▼

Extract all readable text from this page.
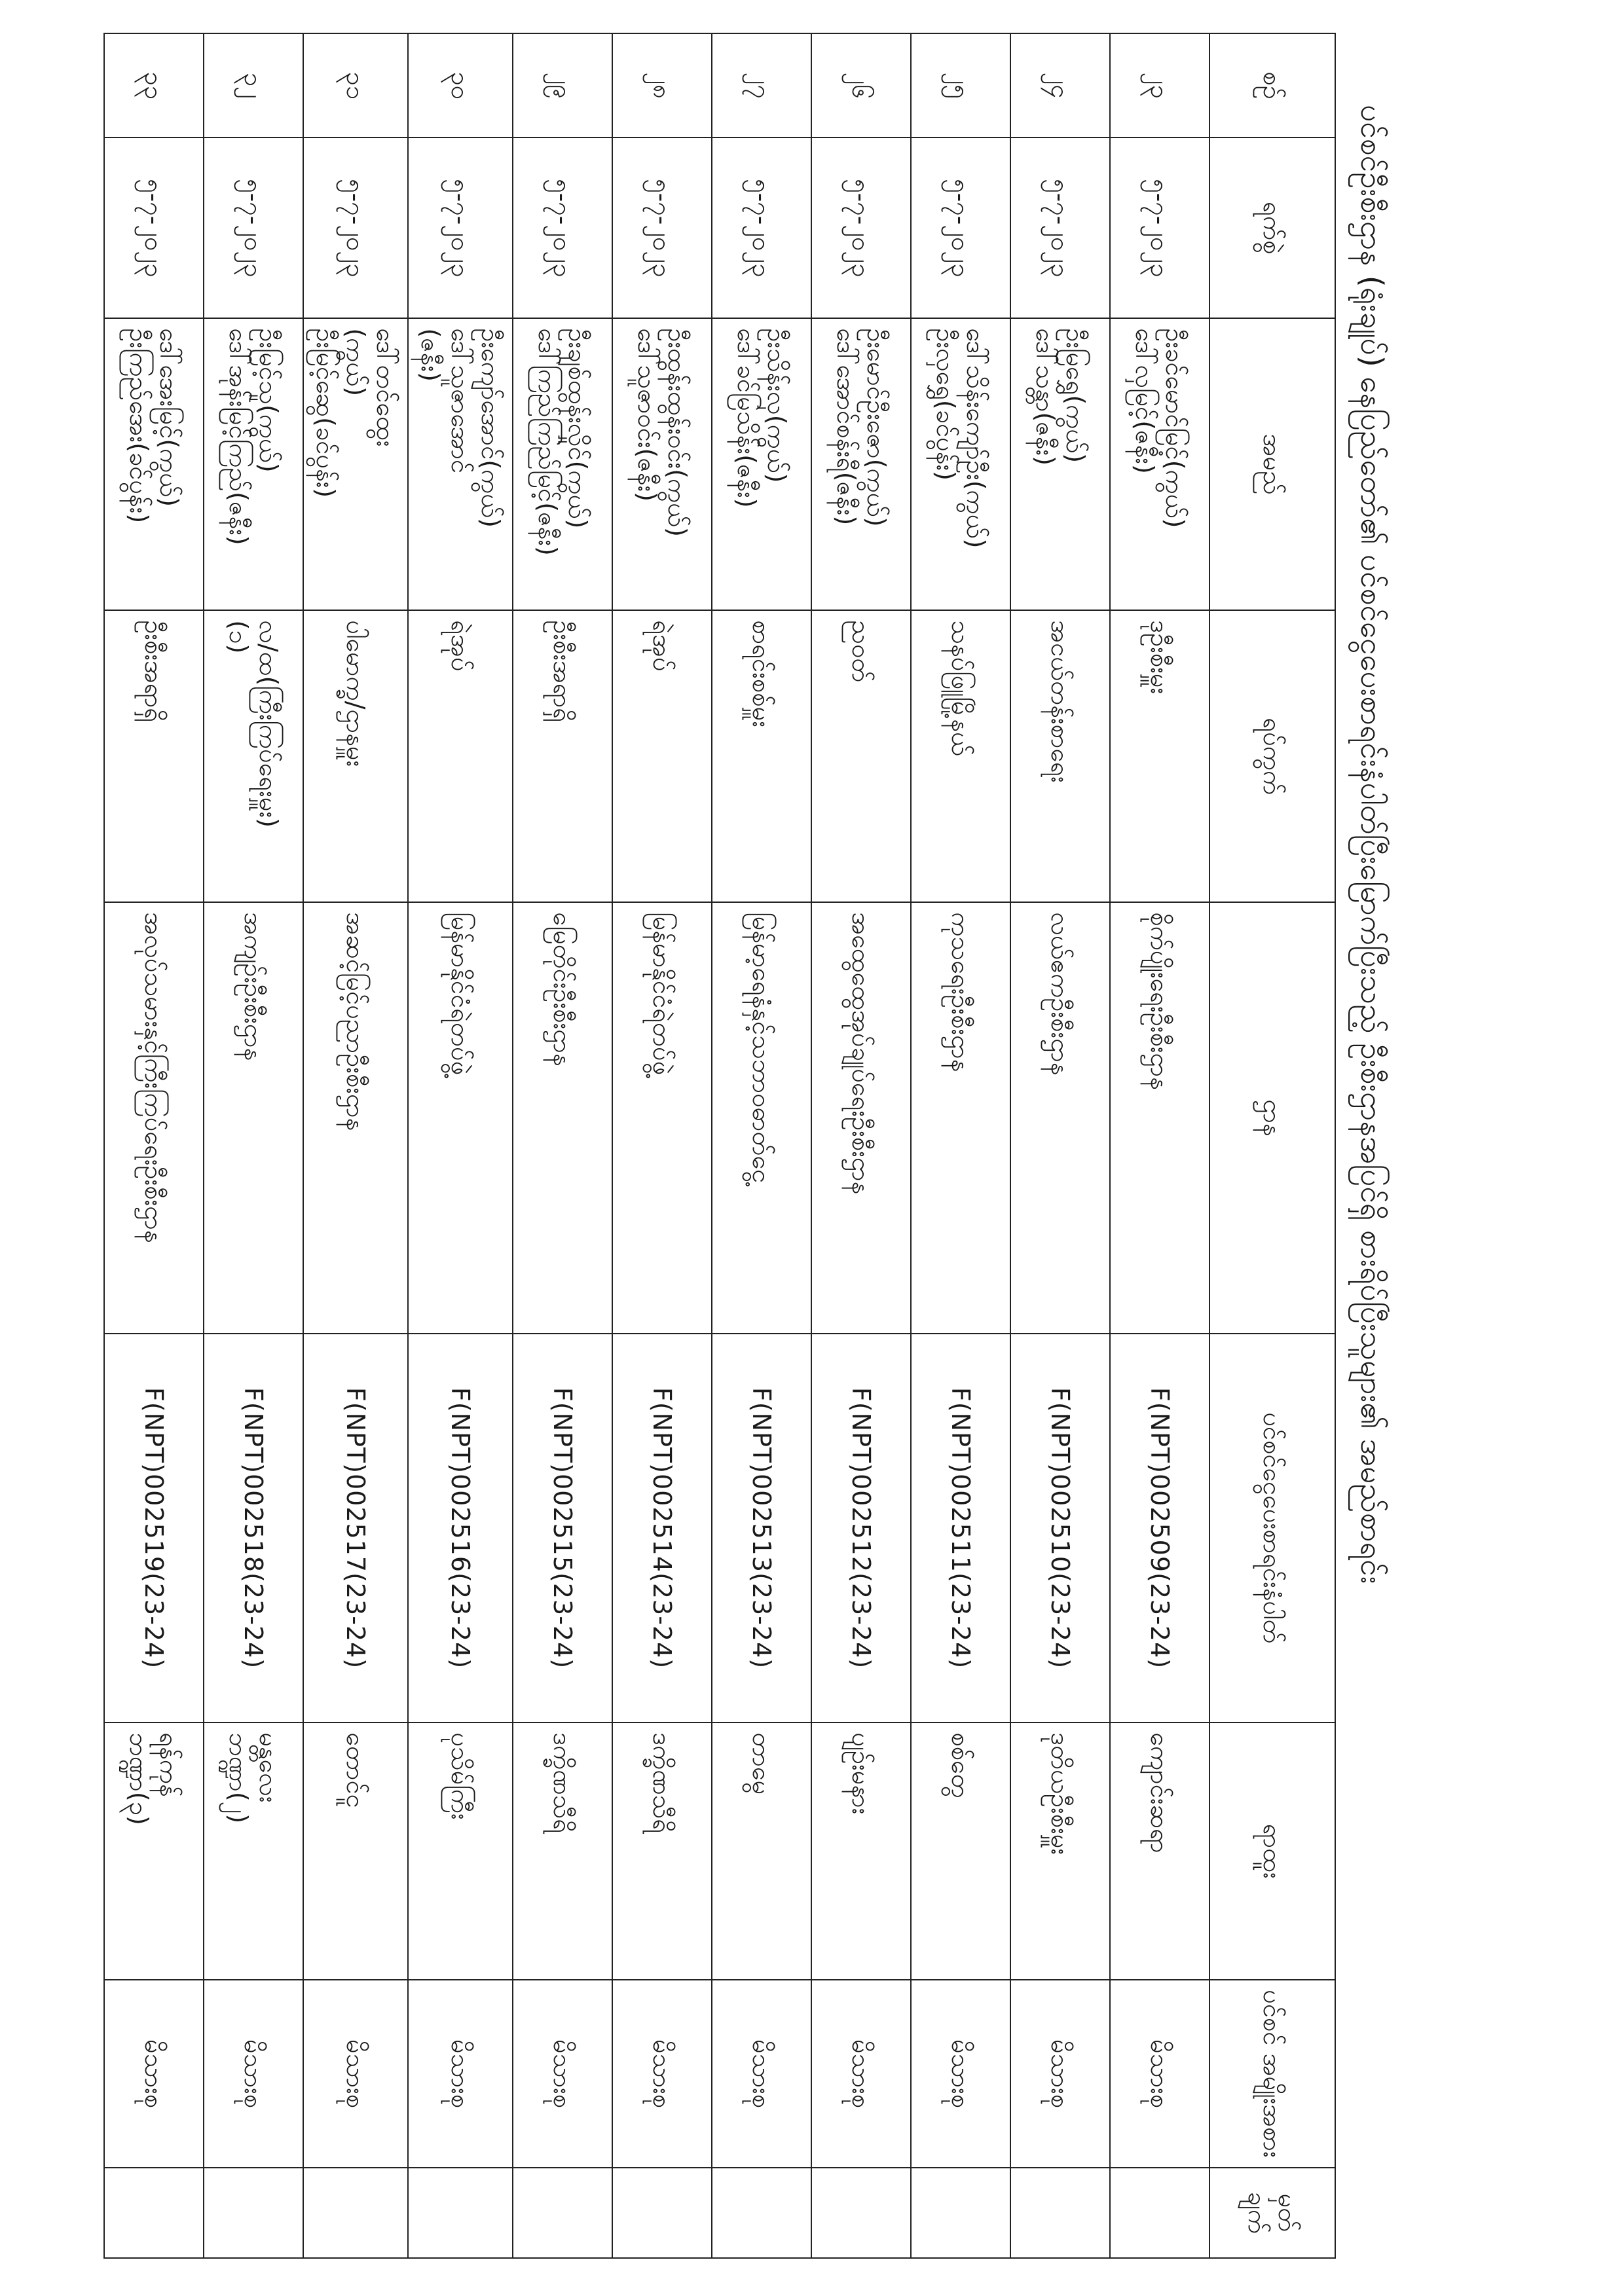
ပင်စင်ဦးစီးဌာန (ရုံးချုပ်) နေပြည်တော်၏ ပင်စင်ငွေပေးစာရင်းနံပါတ်ပြီးမြောက်ပြီးသည့် ဦးစီးဌာနအပြင်ရှိ စားရိပ်ပြီးသူများ၏ အမည်စာရင်း
စဉ်	ရက်စွဲ	အမည်	ရပ်ကွက်	ဌာန	ပင်စင်ငွေပေးစာရင်းနံပါတ်	ရာထူး	ပင်စင် အမျိုးအစား	မှတ် ချက်
၂၃	၅-၇-၂၀၂၃	ဦးခင်မောင်မြင့်(ကွယ်)
ဒေါ်လှမြင့်(ဇနီး)	ဒုဦးစီးမှူး	စိုက်ပျိုးရေးဦးစီးဌာန	F(NPT)002509(23-24)	ကျောင်းဆရာ	မိသားစု	
၂၄	၅-၇-၂၀၂၃	ဦးမြရွှေ(ကွယ်)
ဒေါ်သန္တာ(ဇနီး)	အငယ်တန်းစာရေး	လယ်ဧကဦးစီးဌာန	F(NPT)002510(23-24)	ဒုတိယဦးစီးမှူး	မိသားစု	
၂၅	၅-၇-၂၀၂၃	ဒေါ်သိန်းကျော်ဦး(ကွယ်)
ဦးလှရွှေ(ခင်ပွန်း)	သနပ်ဖြူမြို့နယ်	ကုသရေးဦးစီးဌာန	F(NPT)002511(23-24)	စစ်တွေ	မိသားစု	
၂၆	၅-၇-၂၀၂၃	ဦးမောင်ဦးဇော(ကွယ်)
ဒေါ်အောင်စန်းရီ(ဇနီး)	ညဝတ်	အထွေထွေအုပ်ချုပ်ရေးဦးစီးဌာန	F(NPT)002512(23-24)	ပျဉ်းမနား	မိသားစု	
၂၇	၅-၇-၂၀၂၃	ဦးသိန်းလှ(ကွယ်)
ဒေါ်ခင်မြသိန်း(ဇနီး)	စာရင်းစစ်မှူး	မြန်မာ့ရေနံနှင့်သဘာဝဓာတ်ငွေ့	F(NPT)002513(23-24)	တာမွေ	မိသားစု	
၂၈	၅-၇-၂၀၂၃	ဦးထွန်းထွန်းဝင်း(ကွယ်)
ဒေါ်သူဇာဝင်း(ဇနီး)	ရဲအုပ်	မြန်မာနိုင်ငံရဲတပ်ဖွဲ့	F(NPT)002514(23-24)	ဒက္ခိဏသီရိ	မိသားစု	
၂၉	၅-၇-၂၀၂၃	ဦးချစ်ထွန်းလှိုင်(ကွယ်)
ဒေါ်ကြည်ကြည်မြင့်(ဇနီး)	ဦးစီးအရာရှိ	မြေတိုင်းဦးစီးဌာန	F(NPT)002515(23-24)	ဒက္ခိဏသီရိ	မိသားစု	
၃၀	၅-၇-၂၀၂၃	ဦးကျော်အောင်(ကွယ်)
ဒေါ်သူဇာအောင်
(ဇနီး)	ရဲအုပ်	မြန်မာနိုင်ငံရဲတပ်ဖွဲ့	F(NPT)002516(23-24)	ပုသိမ်ကြီး	မိသားစု	
၃၁	၅-၇-၂၀၂၃	ဒေါ်တင်ထွေး
(ကွယ်)
ဦးမြင့်ဆွေ(ခင်ပွန်း)	ပါမောက္ခ/ဌာနမှူး	အဆင့်မြင့်ပညာဦးစီးဌာန	F(NPT)002517(23-24)	တောင်ငူ	မိသားစု	
၃၂	၅-၇-၂၀၂၃	ဦးမြင့်သူ(ကွယ်)
ဒေါ်အုန်းမြင့်ကြည်(ဇနီး)	လ/ထ(ကြီးကြပ်ရေးမှူး)
(၁)	အကျဉ်းဦးစီးဌာန	F(NPT)002518(23-24)	မန္တလေး
ဘဏ္ဍာ(၂)	မိသားစု	
၃၃	၅-၇-၂၀၂၃	ဒေါ်အေးမြင့်(ကွယ်)
ဦးကြည်အေး(ခင်ပွန်း)	ဦးစီးအရာရှိ	အလုပ်သမားနှင့်ကြီးကြပ်ရေးဦးစီးဌာန	F(NPT)002519(23-24)	ရန်ကုန်
ဘဏ္ဍာ(၃)	မိသားစု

▲

### [Instruction]
Take the listing above and restate it word for word, without its pictures.

### [Task output]
Extract all readable text from this page.
ပင်စင်ဦးစီးဌာန (ရုံးချုပ်) နေပြည်တော်၏ ပင်စင်ငွေပေးစာရင်းနံပါတ်ပြီးမြောက်ပြီးသည့် ဦးစီးဌာနအပြင်ရှိ စားရိပ်ပြီးသူများ၏ အမည်စာရင်း
စဉ်	ရက်စွဲ	အမည်	ရပ်ကွက်	ဌာန	ပင်စင်ငွေပေးစာရင်းနံပါတ်	ရာထူး	ပင်စင် အမျိုးအစား	မှတ် ချက်
၂၃	၅-၇-၂၀၂၃	ဦးခင်မောင်မြင့်(ကွယ်)
ဒေါ်လှမြင့်(ဇနီး)	ဒုဦးစီးမှူး	စိုက်ပျိုးရေးဦးစီးဌာန	F(NPT)002509(23-24)	ကျောင်းဆရာ	မိသားစု	
၂၄	၅-၇-၂၀၂၃	ဦးမြရွှေ(ကွယ်)
ဒေါ်သန္တာ(ဇနီး)	အငယ်တန်းစာရေး	လယ်ဧကဦးစီးဌာန	F(NPT)002510(23-24)	ဒုတိယဦးစီးမှူး	မိသားစု	
၂၅	၅-၇-၂၀၂၃	ဒေါ်သိန်းကျော်ဦး(ကွယ်)
ဦးလှရွှေ(ခင်ပွန်း)	သနပ်ဖြူမြို့နယ်	ကုသရေးဦးစီးဌာန	F(NPT)002511(23-24)	စစ်တွေ	မိသားစု	
၂၆	၅-၇-၂၀၂၃	ဦးမောင်ဦးဇော(ကွယ်)
ဒေါ်အောင်စန်းရီ(ဇနီး)	ညဝတ်	အထွေထွေအုပ်ချုပ်ရေးဦးစီးဌာန	F(NPT)002512(23-24)	ပျဉ်းမနား	မိသားစု	
၂၇	၅-၇-၂၀၂၃	ဦးသိန်းလှ(ကွယ်)
ဒေါ်ခင်မြသိန်း(ဇနီး)	စာရင်းစစ်မှူး	မြန်မာ့ရေနံနှင့်သဘာဝဓာတ်ငွေ့	F(NPT)002513(23-24)	တာမွေ	မိသားစု	
၂၈	၅-၇-၂၀၂၃	ဦးထွန်းထွန်းဝင်း(ကွယ်)
ဒေါ်သူဇာဝင်း(ဇနီး)	ရဲအုပ်	မြန်မာနိုင်ငံရဲတပ်ဖွဲ့	F(NPT)002514(23-24)	ဒက္ခိဏသီရိ	မိသားစု	
၂၉	၅-၇-၂၀၂၃	ဦးချစ်ထွန်းလှိုင်(ကွယ်)
ဒေါ်ကြည်ကြည်မြင့်(ဇနီး)	ဦးစီးအရာရှိ	မြေတိုင်းဦးစီးဌာန	F(NPT)002515(23-24)	ဒက္ခိဏသီရိ	မိသားစု	
၃၀	၅-၇-၂၀၂၃	ဦးကျော်အောင်(ကွယ်)
ဒေါ်သူဇာအောင်
(ဇနီး)	ရဲအုပ်	မြန်မာနိုင်ငံရဲတပ်ဖွဲ့	F(NPT)002516(23-24)	ပုသိမ်ကြီး	မိသားစု	
၃၁	၅-၇-၂၀၂၃	ဒေါ်တင်ထွေး
(ကွယ်)
ဦးမြင့်ဆွေ(ခင်ပွန်း)	ပါမောက္ခ/ဌာနမှူး	အဆင့်မြင့်ပညာဦးစီးဌာန	F(NPT)002517(23-24)	တောင်ငူ	မိသားစု	
၃၂	၅-၇-၂၀၂၃	ဦးမြင့်သူ(ကွယ်)
ဒေါ်အုန်းမြင့်ကြည်(ဇနီး)	လ/ထ(ကြီးကြပ်ရေးမှူး)
(၁)	အကျဉ်းဦးစီးဌာန	F(NPT)002518(23-24)	မန္တလေး
ဘဏ္ဍာ(၂)	မိသားစု	
၃၃	၅-၇-၂၀၂၃	ဒေါ်အေးမြင့်(ကွယ်)
ဦးကြည်အေး(ခင်ပွန်း)	ဦးစီးအရာရှိ	အလုပ်သမားနှင့်ကြီးကြပ်ရေးဦးစီးဌာန	F(NPT)002519(23-24)	ရန်ကုန်
ဘဏ္ဍာ(၃)	မိသားစု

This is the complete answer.